(Excerpts from a figure dataset)
^^^^^^^^

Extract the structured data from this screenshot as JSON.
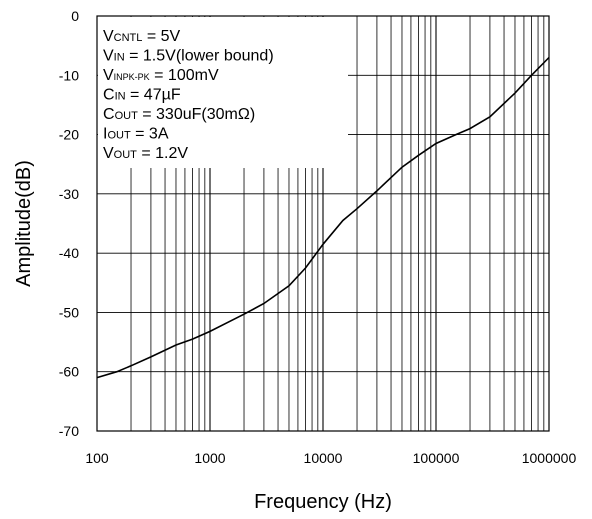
{
  "chart_data": {
    "type": "line",
    "title": "",
    "xlabel": "Frequency (Hz)",
    "ylabel": "Amplitude(dB)",
    "x_scale": "log",
    "xlim": [
      100,
      1000000
    ],
    "ylim": [
      -70,
      0
    ],
    "x_ticks": [
      "100",
      "1000",
      "10000",
      "100000",
      "1000000"
    ],
    "y_ticks": [
      "0",
      "-10",
      "-20",
      "-30",
      "-40",
      "-50",
      "-60",
      "-70"
    ],
    "grid": true,
    "line_color": "#000000",
    "annotations": [
      {
        "main": "V",
        "sub": "CNTL",
        "rest": " = 5V"
      },
      {
        "main": "V",
        "sub": "IN",
        "rest": " = 1.5V(lower bound)"
      },
      {
        "main": "V",
        "sub": "INPK-PK",
        "rest": " = 100mV"
      },
      {
        "main": "C",
        "sub": "IN",
        "rest": " = 47µF"
      },
      {
        "main": "C",
        "sub": "OUT",
        "rest": " = 330uF(30mΩ)"
      },
      {
        "main": "I",
        "sub": "OUT",
        "rest": " = 3A"
      },
      {
        "main": "V",
        "sub": "OUT",
        "rest": " = 1.2V"
      }
    ],
    "series": [
      {
        "x": [
          100,
          150,
          200,
          300,
          500,
          700,
          1000,
          1500,
          2000,
          3000,
          5000,
          7000,
          10000,
          15000,
          20000,
          30000,
          50000,
          70000,
          100000,
          150000,
          200000,
          300000,
          500000,
          700000,
          1000000
        ],
        "values": [
          -61,
          -60,
          -59,
          -57.5,
          -55.5,
          -54.5,
          -53.2,
          -51.5,
          -50.3,
          -48.5,
          -45.5,
          -42.5,
          -38.5,
          -34.5,
          -32.5,
          -29.5,
          -25.5,
          -23.5,
          -21.5,
          -20,
          -19,
          -17,
          -13,
          -10,
          -7
        ]
      }
    ]
  }
}
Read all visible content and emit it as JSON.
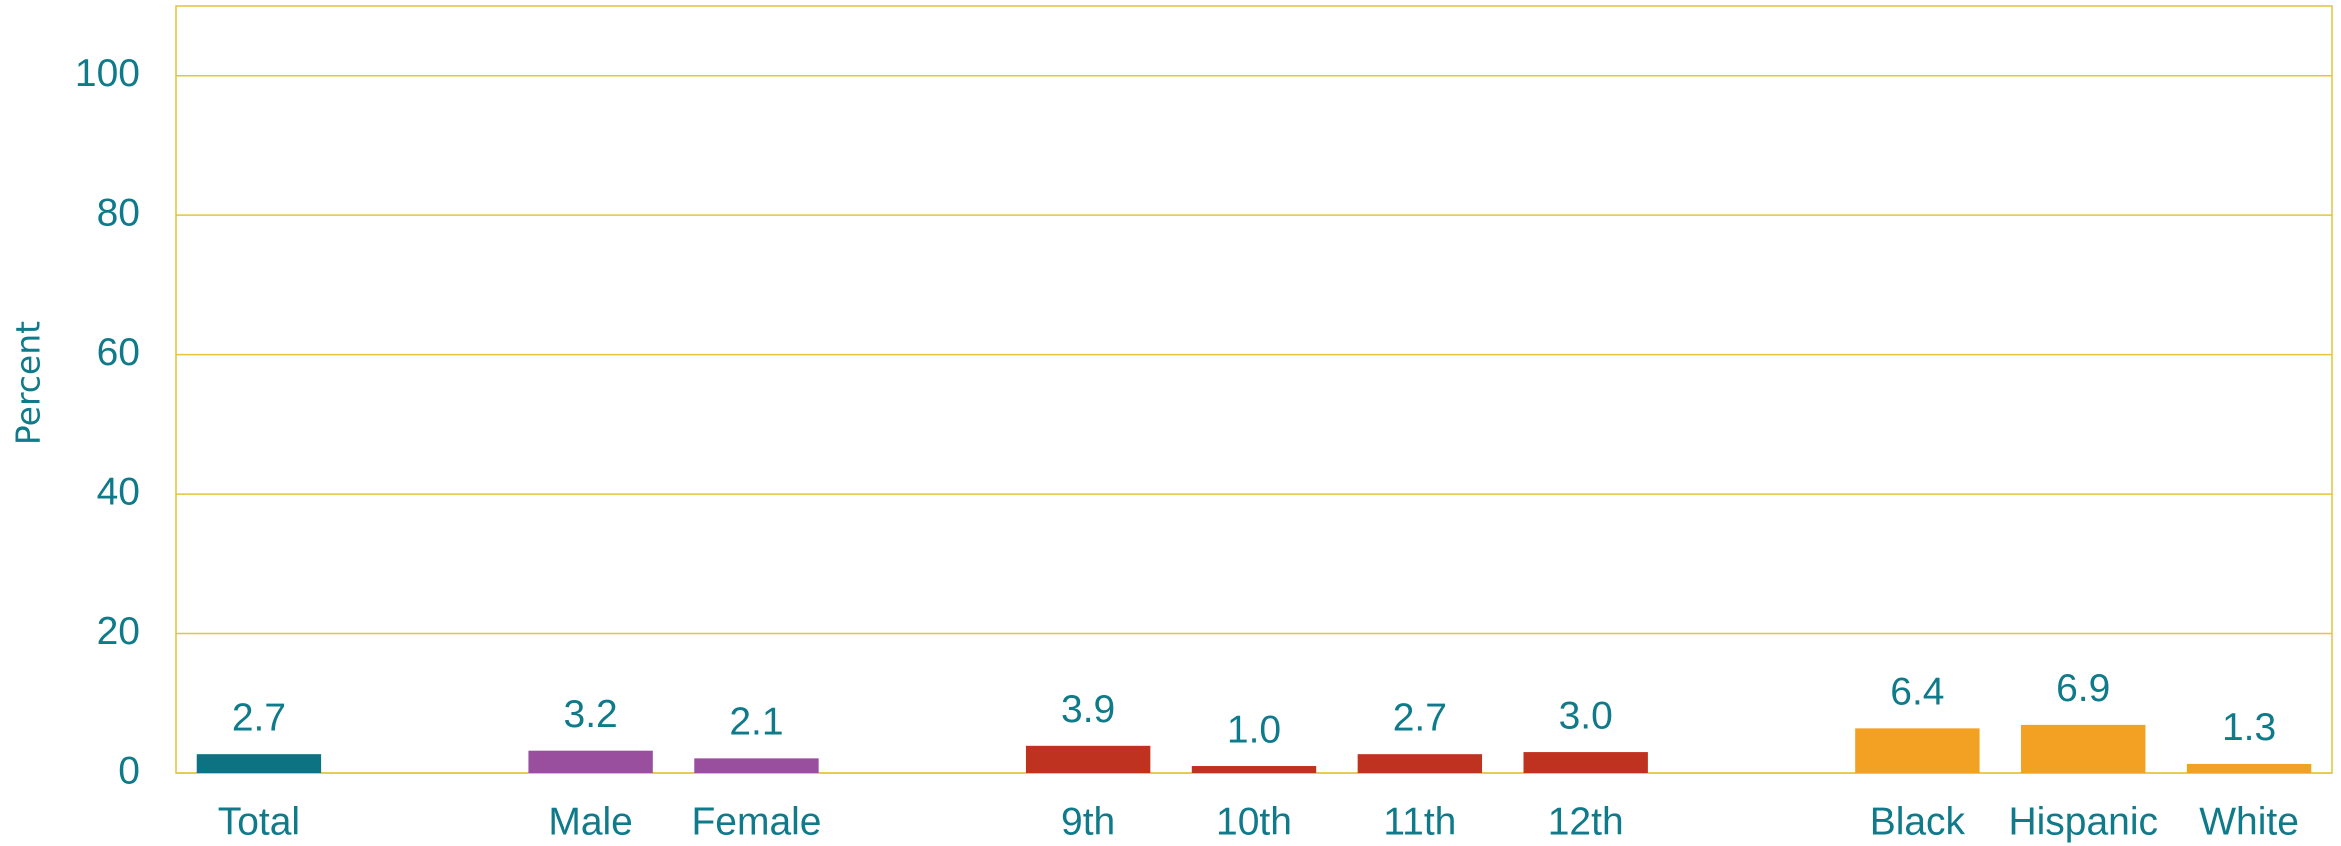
{
  "chart_data": {
    "type": "bar",
    "y_label": "Percent",
    "categories": [
      "Total",
      null,
      "Male",
      "Female",
      null,
      "9th",
      "10th",
      "11th",
      "12th",
      null,
      "Black",
      "Hispanic",
      "White"
    ],
    "values": [
      2.7,
      null,
      3.2,
      2.1,
      null,
      3.9,
      1.0,
      2.7,
      3.0,
      null,
      6.4,
      6.9,
      1.3
    ],
    "value_labels": [
      "2.7",
      null,
      "3.2",
      "2.1",
      null,
      "3.9",
      "1.0",
      "2.7",
      "3.0",
      null,
      "6.4",
      "6.9",
      "1.3"
    ],
    "colors": [
      "#0d7282",
      null,
      "#9a4f9e",
      "#9a4f9e",
      null,
      "#bf321f",
      "#bf321f",
      "#bf321f",
      "#bf321f",
      null,
      "#f2a122",
      "#f2a122",
      "#f2a122"
    ],
    "ylim": [
      0,
      110
    ],
    "yticks": [
      0,
      20,
      40,
      60,
      80,
      100
    ],
    "grid": true
  }
}
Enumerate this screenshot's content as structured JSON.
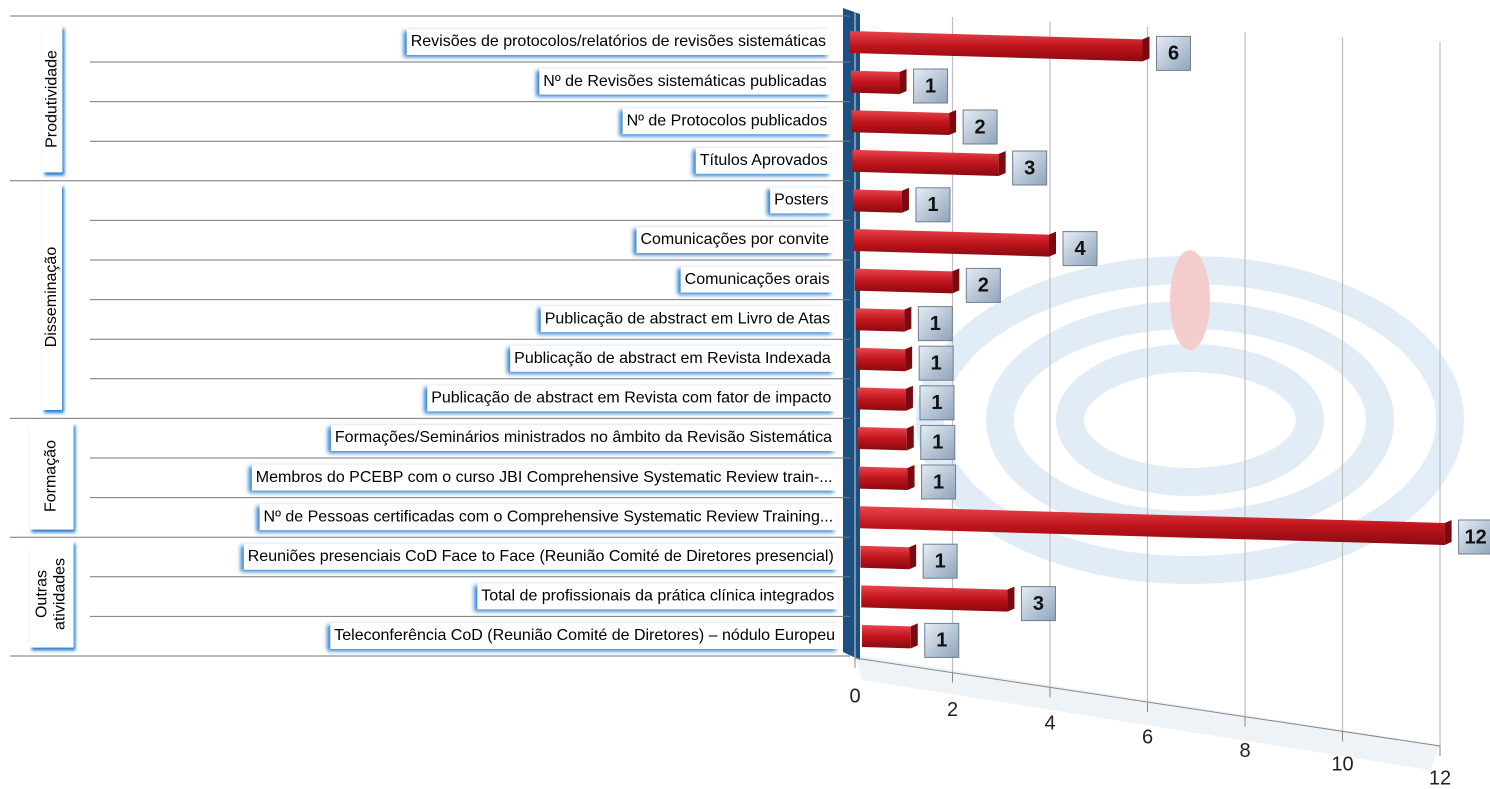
{
  "chart_data": {
    "type": "bar",
    "groups": [
      {
        "name": "Produtividade",
        "categories": [
          "Revisões de protocolos/relatórios de revisões sistemáticas",
          "Nº de Revisões sistemáticas publicadas",
          "Nº de Protocolos publicados",
          "Títulos Aprovados"
        ],
        "values": [
          6,
          1,
          2,
          3
        ]
      },
      {
        "name": "Disseminação",
        "categories": [
          "Posters",
          "Comunicações por convite",
          "Comunicações orais",
          "Publicação de abstract em Livro de Atas",
          "Publicação de abstract em Revista Indexada",
          "Publicação de abstract em Revista com fator de impacto"
        ],
        "values": [
          1,
          4,
          2,
          1,
          1,
          1
        ]
      },
      {
        "name": "Formação",
        "categories": [
          "Formações/Seminários ministrados no âmbito da Revisão Sistemática",
          "Membros do PCEBP com o curso JBI Comprehensive Systematic Review train-...",
          "Nº de Pessoas certificadas com o Comprehensive Systematic Review Training..."
        ],
        "values": [
          1,
          1,
          12
        ]
      },
      {
        "name": "Outras atividades",
        "categories": [
          "Reuniões presenciais CoD Face to Face (Reunião Comité de Diretores presencial)",
          "Total de profissionais da prática clínica integrados",
          "Teleconferência CoD (Reunião Comité de Diretores) – nódulo Europeu"
        ],
        "values": [
          1,
          3,
          1
        ]
      }
    ],
    "color": "#c0141c",
    "xlim": [
      0,
      12
    ],
    "xticks": [
      0,
      2,
      4,
      6,
      8,
      10,
      12
    ],
    "grid": true
  }
}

^^^^^^^^

* _Your task_
Leave out the pictures, and give all the records again exactly.

* _Correct result_
Extract the structured data from this screenshot as JSON.
{
  "chart_data": {
    "type": "line",
    "title": "",
    "xlabel": "Frequency (Hz)",
    "ylabel": "Amplitude(dB)",
    "x_scale": "log",
    "xlim": [
      100,
      1000000
    ],
    "ylim": [
      -70,
      0
    ],
    "x_ticks": [
      "100",
      "1000",
      "10000",
      "100000",
      "1000000"
    ],
    "y_ticks": [
      "0",
      "-10",
      "-20",
      "-30",
      "-40",
      "-50",
      "-60",
      "-70"
    ],
    "grid": true,
    "line_color": "#000000",
    "annotations": [
      {
        "main": "V",
        "sub": "CNTL",
        "rest": " = 5V"
      },
      {
        "main": "V",
        "sub": "IN",
        "rest": " = 1.5V(lower bound)"
      },
      {
        "main": "V",
        "sub": "INPK-PK",
        "rest": " = 100mV"
      },
      {
        "main": "C",
        "sub": "IN",
        "rest": " = 47µF"
      },
      {
        "main": "C",
        "sub": "OUT",
        "rest": " = 330uF(30mΩ)"
      },
      {
        "main": "I",
        "sub": "OUT",
        "rest": " = 3A"
      },
      {
        "main": "V",
        "sub": "OUT",
        "rest": " = 1.2V"
      }
    ],
    "series": [
      {
        "x": [
          100,
          150,
          200,
          300,
          500,
          700,
          1000,
          1500,
          2000,
          3000,
          5000,
          7000,
          10000,
          15000,
          20000,
          30000,
          50000,
          70000,
          100000,
          150000,
          200000,
          300000,
          500000,
          700000,
          1000000
        ],
        "values": [
          -61,
          -60,
          -59,
          -57.5,
          -55.5,
          -54.5,
          -53.2,
          -51.5,
          -50.3,
          -48.5,
          -45.5,
          -42.5,
          -38.5,
          -34.5,
          -32.5,
          -29.5,
          -25.5,
          -23.5,
          -21.5,
          -20,
          -19,
          -17,
          -13,
          -10,
          -7
        ]
      }
    ]
  }
}
Read all visible content and emit it as JSON.
{
  "chart_data": {
    "type": "bar",
    "y_label": "Percent",
    "categories": [
      "Total",
      null,
      "Male",
      "Female",
      null,
      "9th",
      "10th",
      "11th",
      "12th",
      null,
      "Black",
      "Hispanic",
      "White"
    ],
    "values": [
      2.7,
      null,
      3.2,
      2.1,
      null,
      3.9,
      1.0,
      2.7,
      3.0,
      null,
      6.4,
      6.9,
      1.3
    ],
    "value_labels": [
      "2.7",
      null,
      "3.2",
      "2.1",
      null,
      "3.9",
      "1.0",
      "2.7",
      "3.0",
      null,
      "6.4",
      "6.9",
      "1.3"
    ],
    "colors": [
      "#0d7282",
      null,
      "#9a4f9e",
      "#9a4f9e",
      null,
      "#bf321f",
      "#bf321f",
      "#bf321f",
      "#bf321f",
      null,
      "#f2a122",
      "#f2a122",
      "#f2a122"
    ],
    "ylim": [
      0,
      110
    ],
    "yticks": [
      0,
      20,
      40,
      60,
      80,
      100
    ],
    "grid": true
  }
}
Enumerate this screenshot's content as structured JSON.
{
  "chart_data": {
    "type": "bar",
    "groups": [
      {
        "name": "Produtividade",
        "categories": [
          "Revisões de protocolos/relatórios de revisões sistemáticas",
          "Nº de Revisões sistemáticas publicadas",
          "Nº de Protocolos publicados",
          "Títulos Aprovados"
        ],
        "values": [
          6,
          1,
          2,
          3
        ]
      },
      {
        "name": "Disseminação",
        "categories": [
          "Posters",
          "Comunicações por convite",
          "Comunicações orais",
          "Publicação de abstract em Livro de Atas",
          "Publicação de abstract em Revista Indexada",
          "Publicação de abstract em Revista com fator de impacto"
        ],
        "values": [
          1,
          4,
          2,
          1,
          1,
          1
        ]
      },
      {
        "name": "Formação",
        "categories": [
          "Formações/Seminários ministrados no âmbito da Revisão Sistemática",
          "Membros do PCEBP com o curso JBI Comprehensive Systematic Review train-...",
          "Nº de Pessoas certificadas com o Comprehensive Systematic Review Training..."
        ],
        "values": [
          1,
          1,
          12
        ]
      },
      {
        "name": "Outras atividades",
        "categories": [
          "Reuniões presenciais CoD Face to Face (Reunião Comité de Diretores presencial)",
          "Total de profissionais da prática clínica integrados",
          "Teleconferência CoD (Reunião Comité de Diretores) – nódulo Europeu"
        ],
        "values": [
          1,
          3,
          1
        ]
      }
    ],
    "color": "#c0141c",
    "xlim": [
      0,
      12
    ],
    "xticks": [
      0,
      2,
      4,
      6,
      8,
      10,
      12
    ],
    "grid": true
  }
}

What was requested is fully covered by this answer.